Requirements: Copy out the listing below word for word, omitting the pictures.

Stored items:
* * * * * * * * *

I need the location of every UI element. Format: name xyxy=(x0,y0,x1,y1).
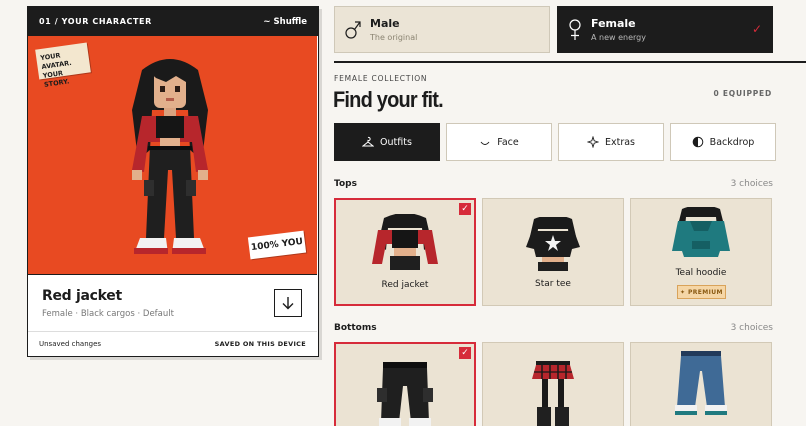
card-footer: Unsaved changes SAVED ON THIS DEVICE xyxy=(28,331,317,356)
download-arrow-icon xyxy=(282,297,294,310)
premium-badge: ✦ PREMIUM xyxy=(677,285,726,299)
tab-label: Outfits xyxy=(380,136,412,148)
top-item-teal-hoodie[interactable]: Teal hoodie ✦ PREMIUM xyxy=(630,198,772,306)
gender-option-male[interactable]: Male The original xyxy=(334,6,550,53)
female-icon xyxy=(569,18,581,40)
save-status: SAVED ON THIS DEVICE xyxy=(214,340,306,348)
shuffle-icon: ~ xyxy=(263,16,271,27)
tab-backdrop[interactable]: Backdrop xyxy=(670,123,776,161)
contrast-icon xyxy=(692,136,703,148)
selected-check-icon: ✓ xyxy=(751,22,762,36)
story-sticker: YOUR AVATAR. YOUR STORY. xyxy=(35,42,91,89)
tops-section-label: Tops xyxy=(334,179,357,189)
bottom-item-blue-jeans[interactable] xyxy=(630,342,772,426)
gender-sub: The original xyxy=(370,33,418,42)
page-title: Find your fit. xyxy=(333,88,444,113)
hanger-icon xyxy=(362,136,375,147)
collection-eyebrow: FEMALE COLLECTION xyxy=(334,74,428,83)
equipped-item-name: Red jacket xyxy=(42,288,122,304)
tab-label: Extras xyxy=(604,136,636,148)
teal-hoodie-thumbnail xyxy=(672,207,730,257)
star-tee-thumbnail xyxy=(526,217,580,271)
tab-outfits[interactable]: Outfits xyxy=(334,123,440,161)
check-icon: ✓ xyxy=(459,347,471,359)
top-item-red-jacket[interactable]: ✓ Red jacket xyxy=(334,198,476,306)
bottom-item-black-cargos[interactable]: ✓ xyxy=(334,342,476,426)
red-jacket-thumbnail xyxy=(372,214,438,270)
equipped-item-info: Red jacket Female · Black cargos · Defau… xyxy=(28,274,317,331)
shuffle-button[interactable]: ~ Shuffle xyxy=(263,17,307,27)
plaid-skirt-thumbnail xyxy=(532,361,574,426)
item-name: Red jacket xyxy=(381,280,429,290)
item-name: Teal hoodie xyxy=(675,268,727,278)
equipped-item-details: Female · Black cargos · Default xyxy=(42,309,174,319)
gender-option-female[interactable]: Female A new energy ✓ xyxy=(557,6,773,53)
tab-extras[interactable]: Extras xyxy=(558,123,664,161)
shuffle-label: Shuffle xyxy=(273,16,307,27)
category-tabs: Outfits Face Extras Backdrop xyxy=(334,123,776,161)
avatar-stage: YOUR AVATAR. YOUR STORY. 100% YOU xyxy=(28,36,317,274)
download-button[interactable] xyxy=(274,289,302,317)
gender-label: Female xyxy=(591,17,636,30)
bottom-item-plaid-skirt[interactable] xyxy=(482,342,624,426)
unsaved-status: Unsaved changes xyxy=(39,340,102,348)
check-icon: ✓ xyxy=(459,203,471,215)
bottoms-count: 3 choices xyxy=(730,323,773,333)
tab-face[interactable]: Face xyxy=(446,123,552,161)
card-header: 01 / YOUR CHARACTER ~ Shuffle xyxy=(28,7,318,36)
character-card: 01 / YOUR CHARACTER ~ Shuffle YOUR AVATA… xyxy=(27,6,319,357)
tab-label: Face xyxy=(497,136,519,148)
hundred-percent-sticker: 100% YOU xyxy=(247,230,307,260)
item-name: Star tee xyxy=(535,279,571,289)
gender-sub: A new energy xyxy=(591,33,646,42)
card-header-title: 01 / YOUR CHARACTER xyxy=(39,17,152,26)
avatar-preview xyxy=(132,59,208,254)
blue-jeans-thumbnail xyxy=(675,351,727,415)
section-divider xyxy=(334,61,806,63)
smile-icon xyxy=(480,141,490,145)
equipped-count: 0 EQUIPPED xyxy=(713,89,772,98)
male-icon xyxy=(345,20,361,39)
gender-label: Male xyxy=(370,17,400,30)
tops-count: 3 choices xyxy=(730,179,773,189)
top-item-star-tee[interactable]: Star tee xyxy=(482,198,624,306)
tab-label: Backdrop xyxy=(709,136,755,148)
bottoms-section-label: Bottoms xyxy=(334,323,377,333)
sparkle-icon xyxy=(586,136,599,148)
black-cargos-thumbnail xyxy=(377,362,433,426)
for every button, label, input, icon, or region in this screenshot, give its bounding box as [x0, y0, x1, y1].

* * * * * * * * *

Output of the exercise:
I need the location of every UI element. Format: name xyxy=(x0,y0,x1,y1).
card-footer: Unsaved changes SAVED ON THIS DEVICE xyxy=(28,331,317,356)
download-arrow-icon xyxy=(282,297,294,310)
premium-badge: ✦ PREMIUM xyxy=(677,285,726,299)
tab-label: Outfits xyxy=(380,136,412,148)
top-item-teal-hoodie[interactable]: Teal hoodie ✦ PREMIUM xyxy=(630,198,772,306)
gender-option-male[interactable]: Male The original xyxy=(334,6,550,53)
female-icon xyxy=(569,18,581,40)
save-status: SAVED ON THIS DEVICE xyxy=(214,340,306,348)
shuffle-icon: ~ xyxy=(263,16,271,27)
tab-backdrop[interactable]: Backdrop xyxy=(670,123,776,161)
contrast-icon xyxy=(692,136,703,148)
selected-check-icon: ✓ xyxy=(751,22,762,36)
story-sticker: YOUR AVATAR. YOUR STORY. xyxy=(35,42,91,89)
tops-section-label: Tops xyxy=(334,179,357,189)
bottom-item-blue-jeans[interactable] xyxy=(630,342,772,426)
gender-sub: The original xyxy=(370,33,418,42)
page-title: Find your fit. xyxy=(333,88,444,113)
hanger-icon xyxy=(362,136,375,147)
collection-eyebrow: FEMALE COLLECTION xyxy=(334,74,428,83)
equipped-item-name: Red jacket xyxy=(42,288,122,304)
tab-label: Extras xyxy=(604,136,636,148)
teal-hoodie-thumbnail xyxy=(672,207,730,257)
star-tee-thumbnail xyxy=(526,217,580,271)
tab-outfits[interactable]: Outfits xyxy=(334,123,440,161)
check-icon: ✓ xyxy=(459,347,471,359)
top-item-red-jacket[interactable]: ✓ Red jacket xyxy=(334,198,476,306)
bottom-item-black-cargos[interactable]: ✓ xyxy=(334,342,476,426)
red-jacket-thumbnail xyxy=(372,214,438,270)
equipped-item-info: Red jacket Female · Black cargos · Defau… xyxy=(28,274,317,331)
shuffle-button[interactable]: ~ Shuffle xyxy=(263,17,307,27)
plaid-skirt-thumbnail xyxy=(532,361,574,426)
item-name: Red jacket xyxy=(381,280,429,290)
item-name: Teal hoodie xyxy=(675,268,727,278)
equipped-item-details: Female · Black cargos · Default xyxy=(42,309,174,319)
gender-option-female[interactable]: Female A new energy ✓ xyxy=(557,6,773,53)
tab-extras[interactable]: Extras xyxy=(558,123,664,161)
shuffle-label: Shuffle xyxy=(273,16,307,27)
category-tabs: Outfits Face Extras Backdrop xyxy=(334,123,776,161)
avatar-stage: YOUR AVATAR. YOUR STORY. 100% YOU xyxy=(28,36,317,274)
download-button[interactable] xyxy=(274,289,302,317)
gender-label: Female xyxy=(591,17,636,30)
bottom-item-plaid-skirt[interactable] xyxy=(482,342,624,426)
unsaved-status: Unsaved changes xyxy=(39,340,102,348)
check-icon: ✓ xyxy=(459,203,471,215)
bottoms-count: 3 choices xyxy=(730,323,773,333)
tab-face[interactable]: Face xyxy=(446,123,552,161)
card-header: 01 / YOUR CHARACTER ~ Shuffle xyxy=(28,7,318,36)
character-card: 01 / YOUR CHARACTER ~ Shuffle YOUR AVATA… xyxy=(27,6,319,357)
tab-label: Face xyxy=(497,136,519,148)
hundred-percent-sticker: 100% YOU xyxy=(247,230,307,260)
item-name: Star tee xyxy=(535,279,571,289)
gender-sub: A new energy xyxy=(591,33,646,42)
card-header-title: 01 / YOUR CHARACTER xyxy=(39,17,152,26)
avatar-preview xyxy=(132,59,208,254)
blue-jeans-thumbnail xyxy=(675,351,727,415)
section-divider xyxy=(334,61,806,63)
smile-icon xyxy=(480,141,490,145)
equipped-count: 0 EQUIPPED xyxy=(713,89,772,98)
male-icon xyxy=(345,20,361,39)
gender-label: Male xyxy=(370,17,400,30)
tops-count: 3 choices xyxy=(730,179,773,189)
top-item-star-tee[interactable]: Star tee xyxy=(482,198,624,306)
tab-label: Backdrop xyxy=(709,136,755,148)
bottoms-section-label: Bottoms xyxy=(334,323,377,333)
sparkle-icon xyxy=(586,136,599,148)
black-cargos-thumbnail xyxy=(377,362,433,426)
for every button, label, input, icon, or region in this screenshot, give its bounding box as [x0, y0, x1, y1].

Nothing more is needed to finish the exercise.